Aim of the task
List all the lines in these records that hold "given".

[Rows from a figure dataset]
################

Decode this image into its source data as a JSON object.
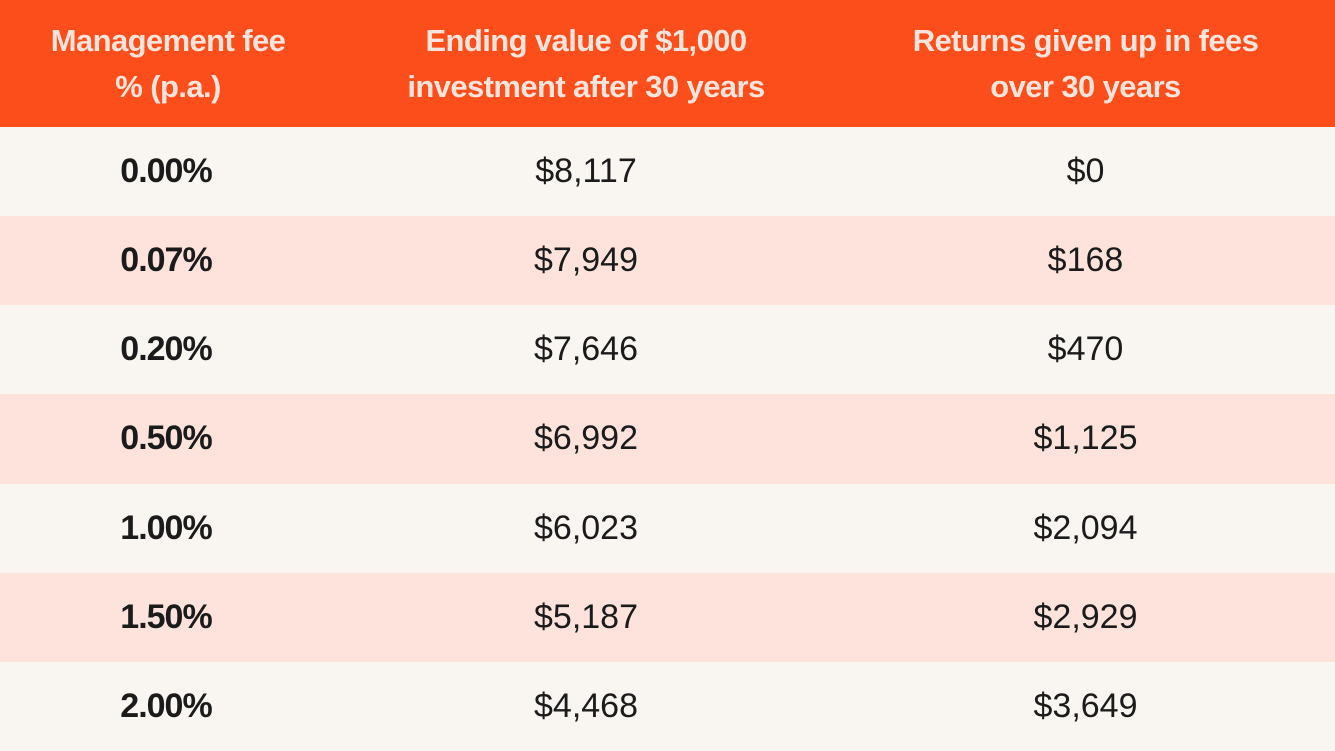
{
  "colors": {
    "header_bg": "#fc4e1a",
    "header_text": "#fbe4dc",
    "row_light": "#f9f6f2",
    "row_tint": "#fee3dd",
    "body_text": "#1b1b1b"
  },
  "chart_data": {
    "type": "table",
    "columns": [
      "Management fee % (p.a.)",
      "Ending value of $1,000 investment after 30 years",
      "Returns given up in fees over 30 years"
    ],
    "header_lines": [
      [
        "Management fee",
        "% (p.a.)"
      ],
      [
        "Ending value of $1,000",
        "investment after 30 years"
      ],
      [
        "Returns given up in fees",
        "over 30 years"
      ]
    ],
    "rows": [
      [
        "0.00%",
        "$8,117",
        "$0"
      ],
      [
        "0.07%",
        "$7,949",
        "$168"
      ],
      [
        "0.20%",
        "$7,646",
        "$470"
      ],
      [
        "0.50%",
        "$6,992",
        "$1,125"
      ],
      [
        "1.00%",
        "$6,023",
        "$2,094"
      ],
      [
        "1.50%",
        "$5,187",
        "$2,929"
      ],
      [
        "2.00%",
        "$4,468",
        "$3,649"
      ]
    ]
  }
}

################

Exercise response
      "Returns given up in fees over 30 years"
        "Returns given up in fees",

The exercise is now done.